• INSTRUCTIONS TO FOLLOW:
What is needed is a single figure: how many lines of the records below contain the word "Crude".

* * * * * * * * *

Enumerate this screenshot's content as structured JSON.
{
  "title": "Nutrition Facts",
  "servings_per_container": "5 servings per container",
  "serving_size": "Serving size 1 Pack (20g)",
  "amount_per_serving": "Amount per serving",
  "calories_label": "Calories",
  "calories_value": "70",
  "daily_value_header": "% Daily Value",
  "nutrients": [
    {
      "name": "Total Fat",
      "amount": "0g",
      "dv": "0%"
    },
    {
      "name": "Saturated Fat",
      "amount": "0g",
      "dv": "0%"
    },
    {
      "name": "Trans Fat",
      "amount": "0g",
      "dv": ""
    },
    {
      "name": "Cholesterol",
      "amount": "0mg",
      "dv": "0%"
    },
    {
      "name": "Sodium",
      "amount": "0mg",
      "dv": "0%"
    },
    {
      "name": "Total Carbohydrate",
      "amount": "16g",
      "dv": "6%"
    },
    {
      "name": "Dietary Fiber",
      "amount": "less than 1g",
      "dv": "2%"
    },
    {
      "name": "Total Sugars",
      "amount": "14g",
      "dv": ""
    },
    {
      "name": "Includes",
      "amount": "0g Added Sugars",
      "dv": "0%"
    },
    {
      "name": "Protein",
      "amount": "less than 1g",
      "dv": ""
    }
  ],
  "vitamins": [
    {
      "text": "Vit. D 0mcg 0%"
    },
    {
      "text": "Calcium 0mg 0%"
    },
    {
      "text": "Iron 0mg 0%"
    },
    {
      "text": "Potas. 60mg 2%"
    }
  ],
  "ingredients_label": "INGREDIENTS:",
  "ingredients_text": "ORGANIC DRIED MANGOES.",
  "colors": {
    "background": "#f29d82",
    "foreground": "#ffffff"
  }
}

* * * * * * * * *

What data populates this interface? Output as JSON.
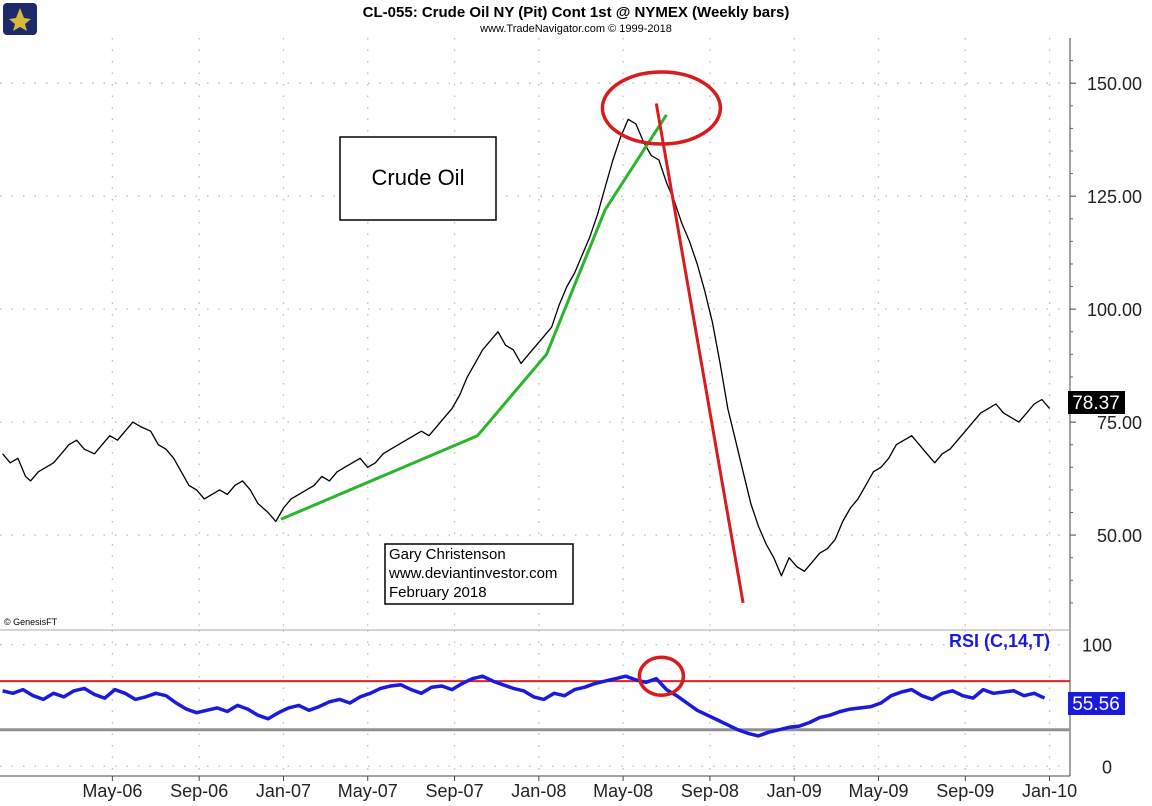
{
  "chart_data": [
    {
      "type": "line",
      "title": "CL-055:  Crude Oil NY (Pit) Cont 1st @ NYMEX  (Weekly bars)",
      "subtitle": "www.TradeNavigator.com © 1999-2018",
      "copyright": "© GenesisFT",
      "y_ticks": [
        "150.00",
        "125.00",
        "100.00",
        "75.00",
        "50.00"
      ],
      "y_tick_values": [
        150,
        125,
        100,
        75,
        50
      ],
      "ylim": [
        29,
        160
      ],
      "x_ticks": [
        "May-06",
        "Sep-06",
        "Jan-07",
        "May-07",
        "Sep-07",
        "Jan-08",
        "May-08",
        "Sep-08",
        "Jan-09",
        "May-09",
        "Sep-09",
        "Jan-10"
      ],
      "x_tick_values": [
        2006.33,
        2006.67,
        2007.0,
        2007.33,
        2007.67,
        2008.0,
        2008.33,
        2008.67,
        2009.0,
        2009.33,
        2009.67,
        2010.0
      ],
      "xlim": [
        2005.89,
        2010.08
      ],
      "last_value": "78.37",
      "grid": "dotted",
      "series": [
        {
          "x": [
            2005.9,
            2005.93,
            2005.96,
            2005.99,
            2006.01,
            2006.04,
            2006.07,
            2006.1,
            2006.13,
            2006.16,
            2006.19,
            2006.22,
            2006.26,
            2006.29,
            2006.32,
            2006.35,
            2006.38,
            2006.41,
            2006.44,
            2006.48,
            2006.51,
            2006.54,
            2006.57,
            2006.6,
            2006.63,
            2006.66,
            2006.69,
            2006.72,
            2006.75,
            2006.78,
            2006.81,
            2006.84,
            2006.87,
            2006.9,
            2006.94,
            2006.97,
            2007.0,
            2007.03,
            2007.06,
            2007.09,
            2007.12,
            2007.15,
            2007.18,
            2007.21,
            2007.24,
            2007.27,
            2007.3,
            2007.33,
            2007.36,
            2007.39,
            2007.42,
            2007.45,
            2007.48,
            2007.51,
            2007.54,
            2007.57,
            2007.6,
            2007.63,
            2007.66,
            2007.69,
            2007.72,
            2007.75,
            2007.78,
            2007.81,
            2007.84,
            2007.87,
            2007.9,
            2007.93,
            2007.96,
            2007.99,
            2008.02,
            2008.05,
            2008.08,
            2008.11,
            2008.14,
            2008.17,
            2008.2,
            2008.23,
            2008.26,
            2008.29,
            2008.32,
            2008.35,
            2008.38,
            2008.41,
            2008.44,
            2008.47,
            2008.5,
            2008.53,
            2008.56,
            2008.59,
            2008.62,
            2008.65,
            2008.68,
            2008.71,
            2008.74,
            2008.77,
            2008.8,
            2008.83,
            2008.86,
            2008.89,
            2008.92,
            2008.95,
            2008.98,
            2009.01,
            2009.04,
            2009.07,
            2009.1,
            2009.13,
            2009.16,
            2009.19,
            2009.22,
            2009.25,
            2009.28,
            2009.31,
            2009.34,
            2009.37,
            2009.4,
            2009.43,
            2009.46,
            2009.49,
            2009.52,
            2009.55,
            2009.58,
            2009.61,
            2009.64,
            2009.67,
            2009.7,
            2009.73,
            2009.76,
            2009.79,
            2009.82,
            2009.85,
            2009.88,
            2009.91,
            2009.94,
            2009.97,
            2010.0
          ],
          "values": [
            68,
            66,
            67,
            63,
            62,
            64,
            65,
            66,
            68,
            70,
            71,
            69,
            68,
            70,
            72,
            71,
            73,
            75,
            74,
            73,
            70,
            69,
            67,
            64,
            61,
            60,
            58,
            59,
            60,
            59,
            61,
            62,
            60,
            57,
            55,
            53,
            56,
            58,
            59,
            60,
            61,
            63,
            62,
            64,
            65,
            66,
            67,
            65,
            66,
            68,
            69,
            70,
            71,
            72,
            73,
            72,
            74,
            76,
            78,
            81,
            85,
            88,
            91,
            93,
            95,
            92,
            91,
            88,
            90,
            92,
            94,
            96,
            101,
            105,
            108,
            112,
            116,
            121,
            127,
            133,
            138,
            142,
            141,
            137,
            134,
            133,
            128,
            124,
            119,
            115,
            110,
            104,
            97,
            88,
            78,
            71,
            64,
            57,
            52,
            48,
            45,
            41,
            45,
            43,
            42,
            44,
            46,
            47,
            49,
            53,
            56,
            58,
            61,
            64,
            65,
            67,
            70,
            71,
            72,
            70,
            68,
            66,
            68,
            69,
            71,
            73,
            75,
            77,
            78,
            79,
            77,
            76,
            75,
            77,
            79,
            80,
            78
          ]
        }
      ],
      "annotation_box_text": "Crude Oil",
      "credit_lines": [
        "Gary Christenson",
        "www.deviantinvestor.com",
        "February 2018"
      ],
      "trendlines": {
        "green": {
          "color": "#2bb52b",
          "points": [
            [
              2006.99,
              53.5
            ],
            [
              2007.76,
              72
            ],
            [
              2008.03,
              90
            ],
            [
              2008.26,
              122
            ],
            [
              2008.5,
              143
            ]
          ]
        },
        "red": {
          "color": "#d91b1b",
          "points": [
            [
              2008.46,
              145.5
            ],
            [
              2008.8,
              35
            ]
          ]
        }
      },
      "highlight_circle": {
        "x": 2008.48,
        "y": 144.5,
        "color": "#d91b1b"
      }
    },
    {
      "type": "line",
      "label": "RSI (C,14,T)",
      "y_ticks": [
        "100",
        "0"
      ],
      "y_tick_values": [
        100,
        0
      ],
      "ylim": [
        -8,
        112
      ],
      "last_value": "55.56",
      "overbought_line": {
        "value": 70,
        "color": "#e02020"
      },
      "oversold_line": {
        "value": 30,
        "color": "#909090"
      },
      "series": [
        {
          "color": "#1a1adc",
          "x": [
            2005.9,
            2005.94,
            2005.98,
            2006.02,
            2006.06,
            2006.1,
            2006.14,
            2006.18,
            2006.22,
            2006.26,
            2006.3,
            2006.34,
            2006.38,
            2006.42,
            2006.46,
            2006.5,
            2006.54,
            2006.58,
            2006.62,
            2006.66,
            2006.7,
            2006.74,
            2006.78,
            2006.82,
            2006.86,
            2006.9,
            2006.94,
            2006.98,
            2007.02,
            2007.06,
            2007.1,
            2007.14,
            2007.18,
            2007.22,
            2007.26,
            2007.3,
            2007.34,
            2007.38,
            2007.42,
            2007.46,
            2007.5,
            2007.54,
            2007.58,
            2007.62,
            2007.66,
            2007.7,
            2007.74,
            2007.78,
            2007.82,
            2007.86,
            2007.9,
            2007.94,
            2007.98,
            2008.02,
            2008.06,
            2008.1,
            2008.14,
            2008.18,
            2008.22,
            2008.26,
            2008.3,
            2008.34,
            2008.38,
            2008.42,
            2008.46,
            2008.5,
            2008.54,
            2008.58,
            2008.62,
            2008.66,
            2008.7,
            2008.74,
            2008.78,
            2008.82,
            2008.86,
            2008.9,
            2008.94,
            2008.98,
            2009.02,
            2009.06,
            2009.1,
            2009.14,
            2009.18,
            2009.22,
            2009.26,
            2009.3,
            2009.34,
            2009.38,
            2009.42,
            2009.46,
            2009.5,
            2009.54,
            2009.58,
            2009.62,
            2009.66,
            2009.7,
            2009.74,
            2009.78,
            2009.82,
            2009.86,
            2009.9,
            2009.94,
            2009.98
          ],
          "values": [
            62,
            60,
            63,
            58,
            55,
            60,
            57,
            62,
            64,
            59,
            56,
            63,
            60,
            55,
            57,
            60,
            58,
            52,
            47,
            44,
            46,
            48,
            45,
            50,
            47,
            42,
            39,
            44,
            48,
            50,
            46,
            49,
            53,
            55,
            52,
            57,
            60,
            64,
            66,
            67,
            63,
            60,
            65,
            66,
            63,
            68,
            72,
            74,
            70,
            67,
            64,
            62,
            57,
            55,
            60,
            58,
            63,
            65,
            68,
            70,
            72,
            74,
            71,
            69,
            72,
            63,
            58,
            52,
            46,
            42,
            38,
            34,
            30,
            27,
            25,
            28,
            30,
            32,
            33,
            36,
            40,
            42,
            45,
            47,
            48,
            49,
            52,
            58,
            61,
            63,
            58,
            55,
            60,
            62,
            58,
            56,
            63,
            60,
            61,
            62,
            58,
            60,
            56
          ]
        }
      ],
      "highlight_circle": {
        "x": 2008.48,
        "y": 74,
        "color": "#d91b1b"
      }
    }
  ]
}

* * * * * * * * *

• ANSWER SPACE:
2